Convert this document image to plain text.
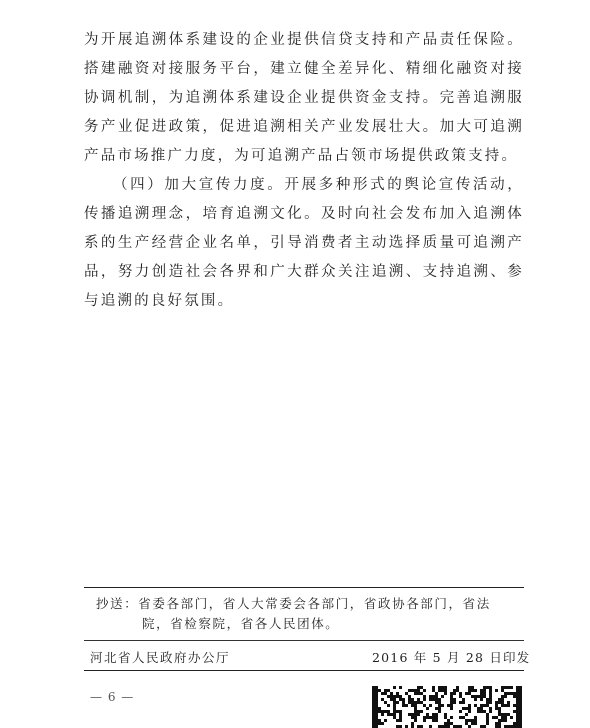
为开展追溯体系建设的企业提供信贷支持和产品责任保险。搭建融资对接服务平台，建立健全差异化、精细化融资对接协调机制，为追溯体系建设企业提供资金支持。完善追溯服务产业促进政策，促进追溯相关产业发展壮大。加大可追溯产品市场推广力度，为可追溯产品占领市场提供政策支持。

（四）加大宣传力度。开展多种形式的舆论宣传活动，传播追溯理念，培育追溯文化。及时向社会发布加入追溯体系的生产经营企业名单，引导消费者主动选择质量可追溯产品，努力创造社会各界和广大群众关注追溯、支持追溯、参与追溯的良好氛围。

抄送：省委各部门，省人大常委会各部门，省政协各部门，省法
院，省检察院，省各人民团体。
河北省人民政府办公厅	2016 年 5 月 28 日印发
— 6 —
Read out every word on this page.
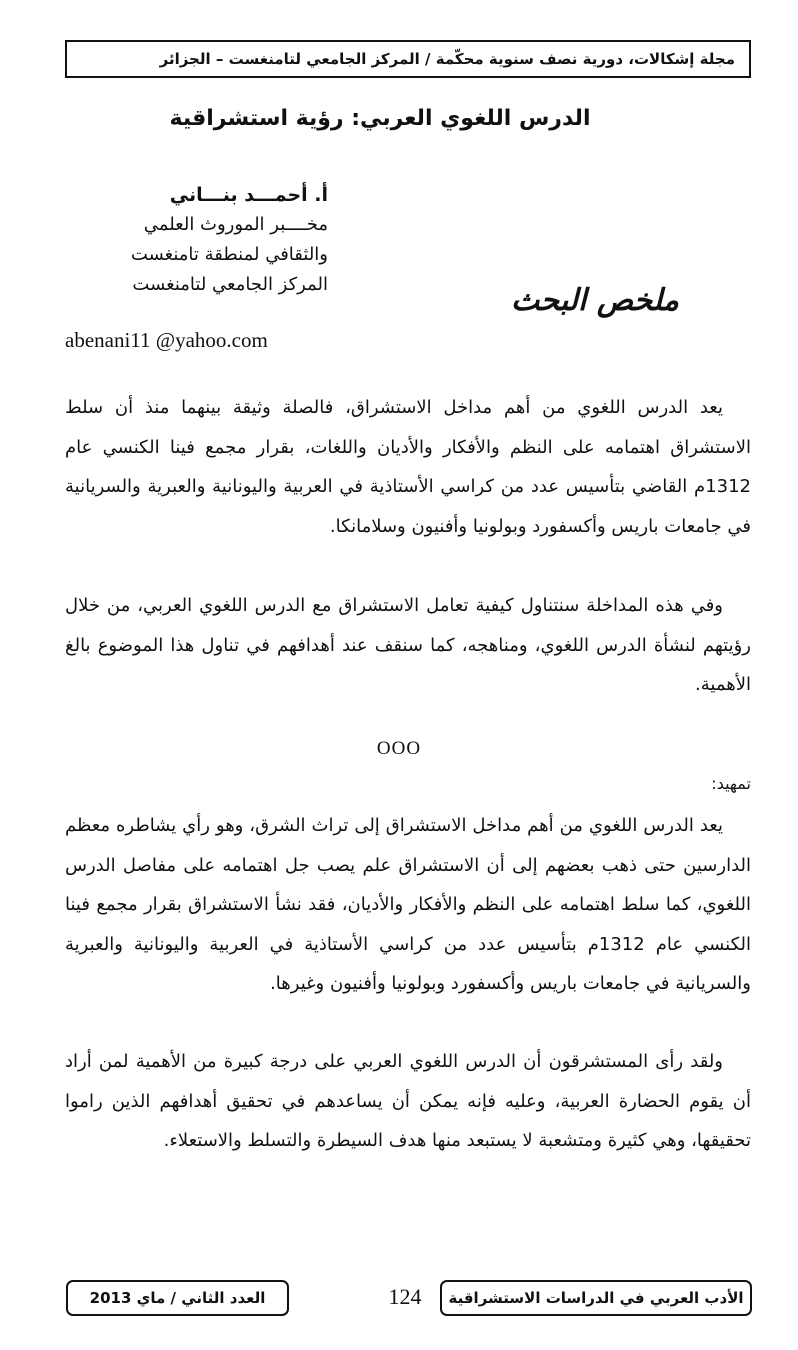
مجلة إشكالات، دورية نصف سنوية محكّمة / المركز الجامعي لتامنغست – الجزائر
الدرس اللغوي العربي: رؤية استشراقية
أ. أحمـــد بنـــاني
مخــــبر الموروث العلمي
والثقافي لمنطقة تامنغست
المركز الجامعي لتامنغست
abenani11 @yahoo.com
ملخص البحث

يعد الدرس اللغوي من أهم مداخل الاستشراق، فالصلة وثيقة بينهما منذ أن سلط الاستشراق اهتمامه على النظم والأفكار والأديان واللغات، بقرار مجمع فينا الكنسي عام 1312م القاضي بتأسيس عدد من كراسي الأستاذية في العربية واليونانية والعبرية والسريانية في جامعات باريس وأكسفورد وبولونيا وأفنيون وسلامانكا.

وفي هذه المداخلة سنتناول كيفية تعامل الاستشراق مع الدرس اللغوي العربي، من خلال رؤيتهم لنشأة الدرس اللغوي، ومناهجه، كما سنقف عند أهدافهم في تناول هذا الموضوع بالغ الأهمية.

OOO
تمهيد:

يعد الدرس اللغوي من أهم مداخل الاستشراق إلى تراث الشرق، وهو رأي يشاطره معظم الدارسين حتى ذهب بعضهم إلى أن الاستشراق علم يصب جل اهتمامه على مفاصل الدرس اللغوي، كما سلط اهتمامه على النظم والأفكار والأديان، فقد نشأ الاستشراق بقرار مجمع فينا الكنسي عام 1312م بتأسيس عدد من كراسي الأستاذية في العربية واليونانية والعبرية والسريانية في جامعات باريس وأكسفورد وبولونيا وأفنيون وغيرها.

ولقد رأى المستشرقون أن الدرس اللغوي العربي على درجة كبيرة من الأهمية لمن أراد أن يقوم الحضارة العربية، وعليه فإنه يمكن أن يساعدهم في تحقيق أهدافهم الذين راموا تحقيقها، وهي كثيرة ومتشعبة لا يستبعد منها هدف السيطرة والتسلط والاستعلاء.

الأدب العربي في الدراسات الاستشراقية
124
العدد الثاني / ماي 2013
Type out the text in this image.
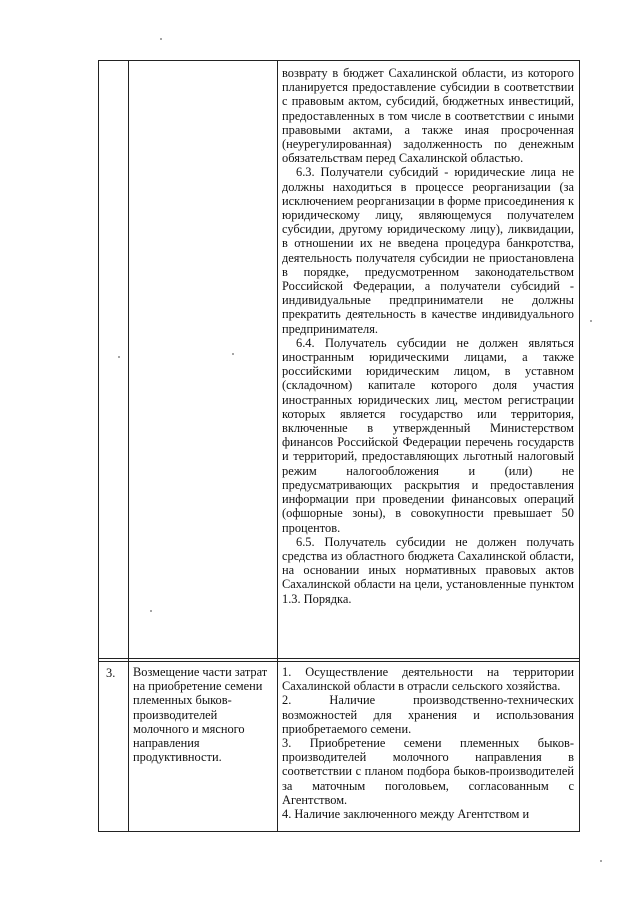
возврату в бюджет Сахалинской области, из которого планируется предоставление субсидии в соответствии с правовым актом, субсидий, бюджетных инвестиций, предоставленных в том числе в соответствии с иными правовыми актами, а также иная просроченная (неурегулированная) задолженность по денежным обязательствам перед Сахалинской областью.

6.3. Получатели субсидий - юридические лица не должны находиться в процессе реорганизации (за исключением реорганизации в форме присоединения к юридическому лицу, являющемуся получателем субсидии, другому юридическому лицу), ликвидации, в отношении их не введена процедура банкротства, деятельность получателя субсидии не приостановлена в порядке, предусмотренном законодательством Российской Федерации, а получатели субсидий - индивидуальные предприниматели не должны прекратить деятельность в качестве индивидуального предпринимателя.

6.4. Получатель субсидии не должен являться иностранным юридическими лицами, а также российскими юридическим лицом, в уставном (складочном) капитале которого доля участия иностранных юридических лиц, местом регистрации которых является государство или территория, включенные в утвержденный Министерством финансов Российской Федерации перечень государств и территорий, предоставляющих льготный налоговый режим налогообложения и (или) не предусматривающих раскрытия и предоставления информации при проведении финансовых операций (офшорные зоны), в совокупности превышает 50 процентов.

6.5. Получатель субсидии не должен получать средства из областного бюджета Сахалинской области, на основании иных нормативных правовых актов Сахалинской области на цели, установленные пунктом 1.3. Порядка.

3. Возмещение части затрат на приобретение семени племенных быков-производителей молочного и мясного направления продуктивности.

1. Осуществление деятельности на территории Сахалинской области в отрасли сельского хозяйства.

2. Наличие производственно-технических возможностей для хранения и использования приобретаемого семени.

3. Приобретение семени племенных быков-производителей молочного направления в соответствии с планом подбора быков-производителей за маточным поголовьем, согласованным с Агентством.

4. Наличие заключенного между Агентством и
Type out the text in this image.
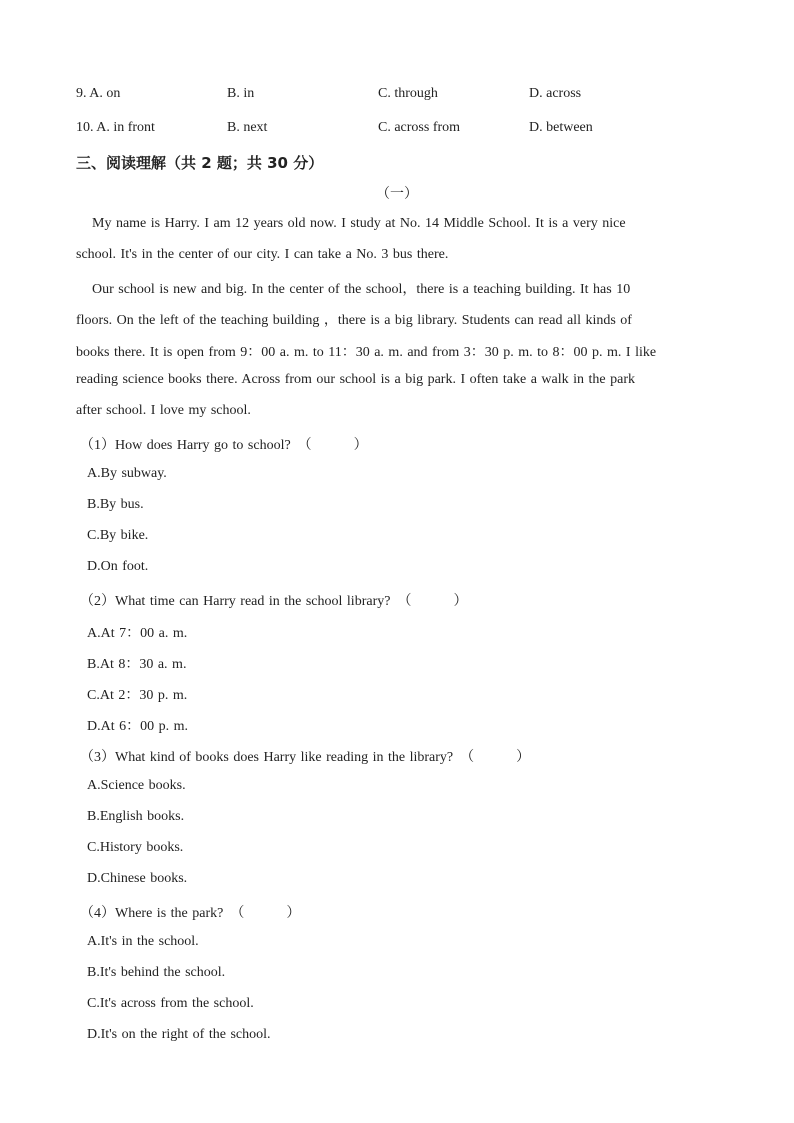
9. A. on	B. in	C. through	D. across
10. A. in front	B. next	C. across from	D. between
三、阅读理解（共 2 题；共 30 分）
（一）
My name is Harry. I am 12 years old now. I study at No. 14 Middle School. It is a very nice
school. It's in the center of our city. I can take a No. 3 bus there.
Our school is new and big. In the center of the school，there is a teaching building. It has 10
floors. On the left of the teaching building ，there is a big library. Students can read all kinds of
books there. It is open from 9：00 a. m. to 11：30 a. m. and from 3：30 p. m. to 8：00 p. m. I like
reading science books there. Across from our school is a big park. I often take a walk in the park
after school. I love my school.
（1）How does Harry go to school?　（　　　）
A.By subway.
B.By bus.
C.By bike.
D.On foot.
（2）What time can Harry read in the school library?　（　　　）
A.At 7：00 a. m.
B.At 8：30 a. m.
C.At 2：30 p. m.
D.At 6：00 p. m.
（3）What kind of books does Harry like reading in the library?　（　　　）
A.Science books.
B.English books.
C.History books.
D.Chinese books.
（4）Where is the park?　（　　　）
A.It's in the school.
B.It's behind the school.
C.It's across from the school.
D.It's on the right of the school.
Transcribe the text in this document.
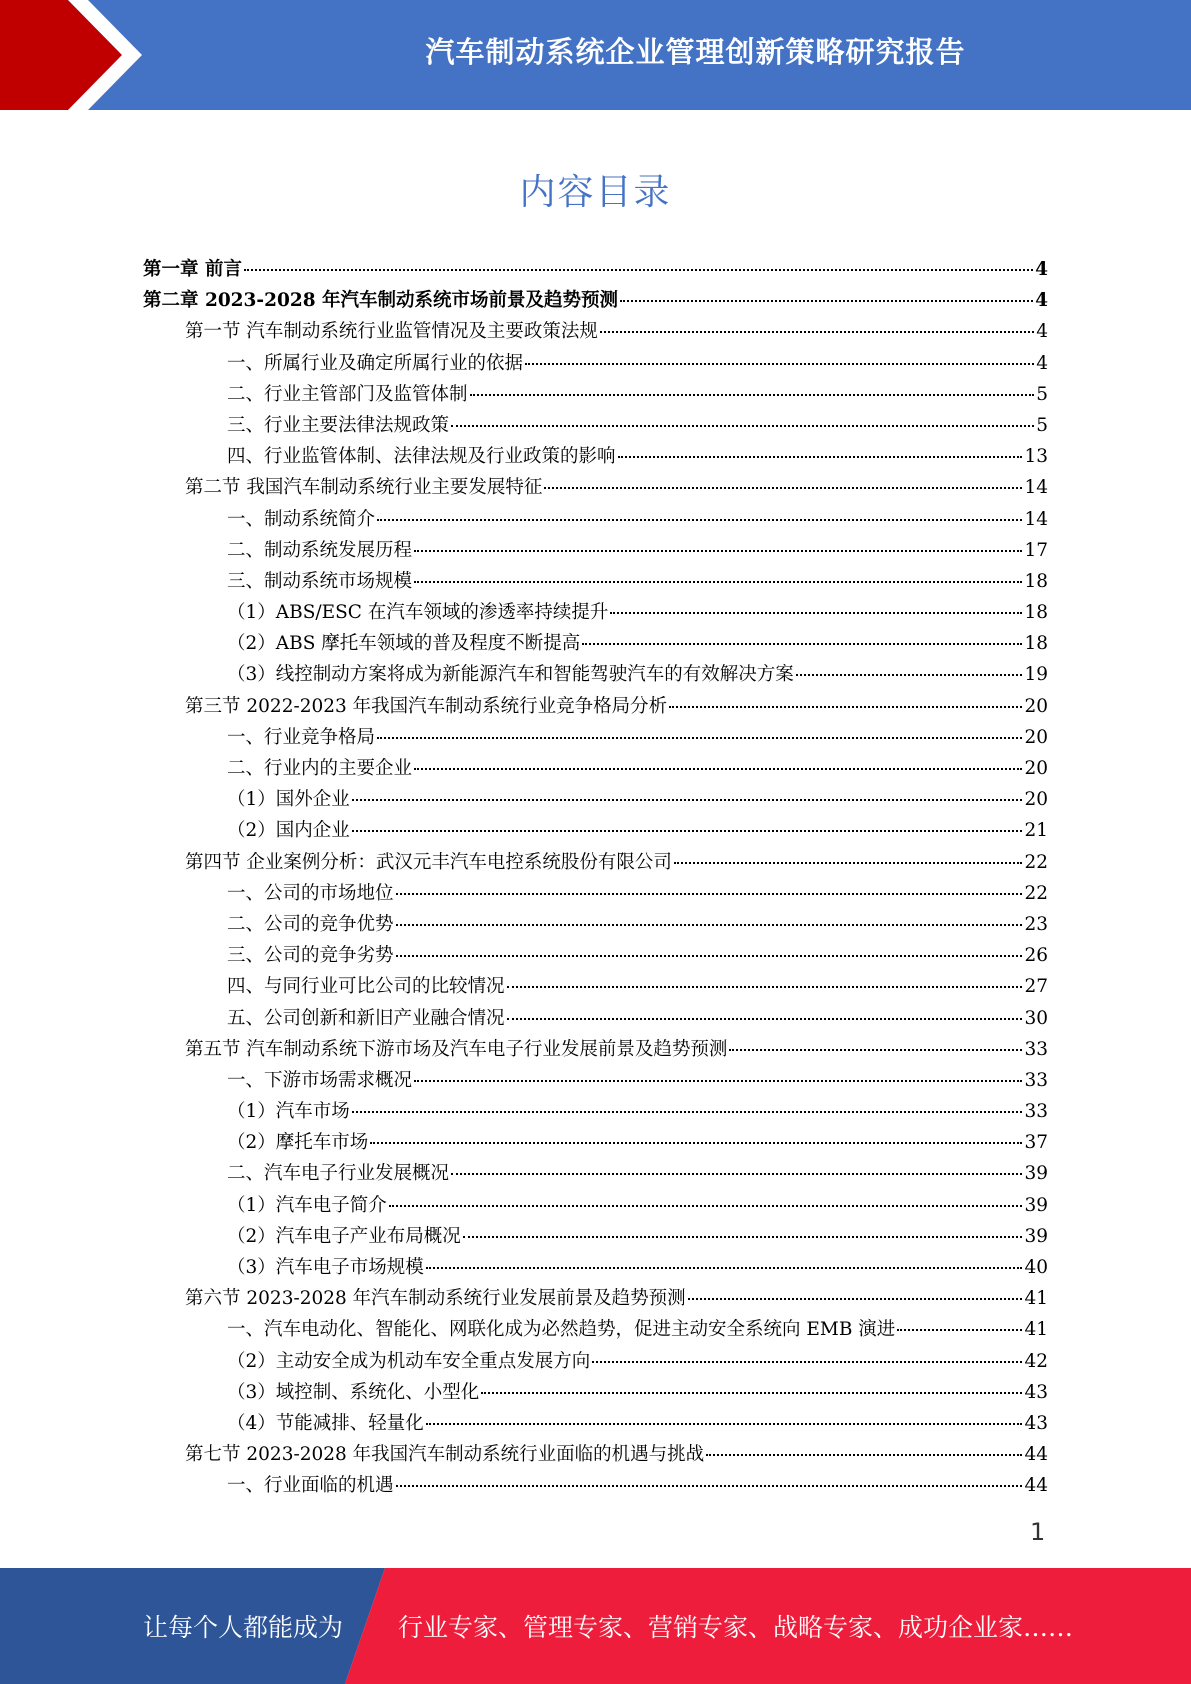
汽车制动系统企业管理创新策略研究报告
内容目录
第一章 前言	4
第二章 2023-2028 年汽车制动系统市场前景及趋势预测	4
第一节 汽车制动系统行业监管情况及主要政策法规	4
一、所属行业及确定所属行业的依据	4
二、行业主管部门及监管体制	5
三、行业主要法律法规政策	5
四、行业监管体制、法律法规及行业政策的影响	13
第二节 我国汽车制动系统行业主要发展特征	14
一、制动系统简介	14
二、制动系统发展历程	17
三、制动系统市场规模	18
（1）ABS/ESC 在汽车领域的渗透率持续提升	18
（2）ABS 摩托车领域的普及程度不断提高	18
（3）线控制动方案将成为新能源汽车和智能驾驶汽车的有效解决方案	19
第三节 2022-2023 年我国汽车制动系统行业竞争格局分析	20
一、行业竞争格局	20
二、行业内的主要企业	20
（1）国外企业	20
（2）国内企业	21
第四节 企业案例分析：武汉元丰汽车电控系统股份有限公司	22
一、公司的市场地位	22
二、公司的竞争优势	23
三、公司的竞争劣势	26
四、与同行业可比公司的比较情况	27
五、公司创新和新旧产业融合情况	30
第五节 汽车制动系统下游市场及汽车电子行业发展前景及趋势预测	33
一、下游市场需求概况	33
（1）汽车市场	33
（2）摩托车市场	37
二、汽车电子行业发展概况	39
（1）汽车电子简介	39
（2）汽车电子产业布局概况	39
（3）汽车电子市场规模	40
第六节 2023-2028 年汽车制动系统行业发展前景及趋势预测	41
一、汽车电动化、智能化、网联化成为必然趋势，促进主动安全系统向 EMB 演进	41
（2）主动安全成为机动车安全重点发展方向	42
（3）域控制、系统化、小型化	43
（4）节能减排、轻量化	43
第七节 2023-2028 年我国汽车制动系统行业面临的机遇与挑战	44
一、行业面临的机遇	44
1
让每个人都能成为 行业专家、管理专家、营销专家、战略专家、成功企业家……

**OBJECTIVE:**
In the records above, locate the lines holding the word "there". Copy each of them.

**RESULT:**
school. It's in the center of our city. I can take a No. 3 bus there.
Our school is new and big. In the center of the school，there is a teaching building. It has 10
floors. On the left of the teaching building ，there is a big library. Students can read all kinds of
books there. It is open from 9：00 a. m. to 11：30 a. m. and from 3：30 p. m. to 8：00 p. m. I like
reading science books there. Across from our school is a big park. I often take a walk in the park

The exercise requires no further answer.